[Stored dataset items]
:::
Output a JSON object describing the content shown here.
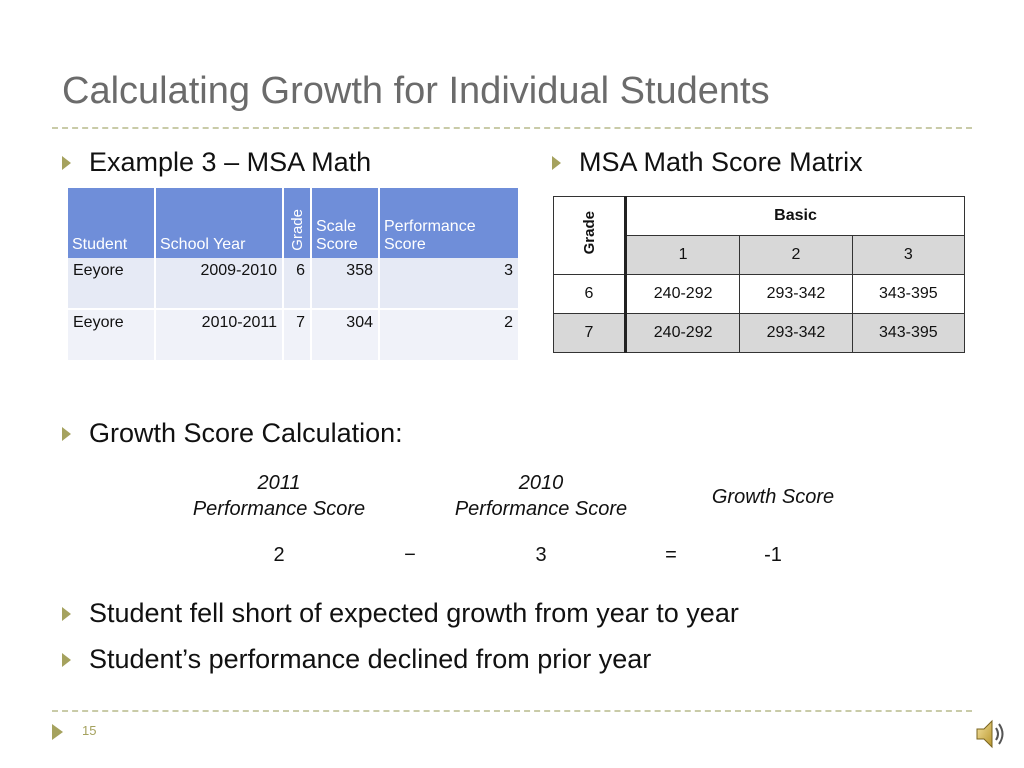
{
  "slide": {
    "title": "Calculating Growth for Individual Students",
    "page_number": "15"
  },
  "bullets": {
    "example": "Example 3 – MSA Math",
    "matrix": "MSA Math Score Matrix",
    "calc": "Growth Score Calculation:",
    "conclusion1": "Student fell short of expected growth from year to year",
    "conclusion2": "Student’s performance declined from prior year"
  },
  "student_table": {
    "headers": [
      "Student",
      "School Year",
      "Grade",
      "Scale Score",
      "Performance Score"
    ],
    "header_lines": {
      "scale": [
        "Scale",
        "Score"
      ],
      "performance": [
        "Performance",
        "Score"
      ]
    },
    "rows": [
      [
        "Eeyore",
        "2009-2010",
        "6",
        "358",
        "3"
      ],
      [
        "Eeyore",
        "2010-2011",
        "7",
        "304",
        "2"
      ]
    ]
  },
  "matrix_table": {
    "grade_label": "Grade",
    "level_label": "Basic",
    "levels": [
      "1",
      "2",
      "3"
    ],
    "rows": [
      [
        "6",
        "240-292",
        "293-342",
        "343-395"
      ],
      [
        "7",
        "240-292",
        "293-342",
        "343-395"
      ]
    ]
  },
  "calculation": {
    "label_2011": [
      "2011",
      "Performance Score"
    ],
    "label_2010": [
      "2010",
      "Performance Score"
    ],
    "label_growth": "Growth Score",
    "value_2011": "2",
    "operator": "−",
    "value_2010": "3",
    "equals": "=",
    "result": "-1"
  },
  "icons": {
    "bullet": "arrow-right-icon",
    "speaker": "speaker-icon"
  },
  "colors": {
    "accent": "#a5a25e",
    "table_header": "#6f8ed9",
    "table_row": "#e6eaf5",
    "matrix_gray": "#d8d8d8",
    "title": "#6b6b6b"
  }
}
:::
Your instructions » Retype every entry verbatim and exclude the pictures from the copy.

Result of the exercise »
Output a JSON object describing the content shown here.
{
  "slide": {
    "title": "Calculating Growth for Individual Students",
    "page_number": "15"
  },
  "bullets": {
    "example": "Example 3 – MSA Math",
    "matrix": "MSA Math Score Matrix",
    "calc": "Growth Score Calculation:",
    "conclusion1": "Student fell short of expected growth from year to year",
    "conclusion2": "Student’s performance declined from prior year"
  },
  "student_table": {
    "headers": [
      "Student",
      "School Year",
      "Grade",
      "Scale Score",
      "Performance Score"
    ],
    "header_lines": {
      "scale": [
        "Scale",
        "Score"
      ],
      "performance": [
        "Performance",
        "Score"
      ]
    },
    "rows": [
      [
        "Eeyore",
        "2009-2010",
        "6",
        "358",
        "3"
      ],
      [
        "Eeyore",
        "2010-2011",
        "7",
        "304",
        "2"
      ]
    ]
  },
  "matrix_table": {
    "grade_label": "Grade",
    "level_label": "Basic",
    "levels": [
      "1",
      "2",
      "3"
    ],
    "rows": [
      [
        "6",
        "240-292",
        "293-342",
        "343-395"
      ],
      [
        "7",
        "240-292",
        "293-342",
        "343-395"
      ]
    ]
  },
  "calculation": {
    "label_2011": [
      "2011",
      "Performance Score"
    ],
    "label_2010": [
      "2010",
      "Performance Score"
    ],
    "label_growth": "Growth Score",
    "value_2011": "2",
    "operator": "−",
    "value_2010": "3",
    "equals": "=",
    "result": "-1"
  },
  "icons": {
    "bullet": "arrow-right-icon",
    "speaker": "speaker-icon"
  },
  "colors": {
    "accent": "#a5a25e",
    "table_header": "#6f8ed9",
    "table_row": "#e6eaf5",
    "matrix_gray": "#d8d8d8",
    "title": "#6b6b6b"
  }
}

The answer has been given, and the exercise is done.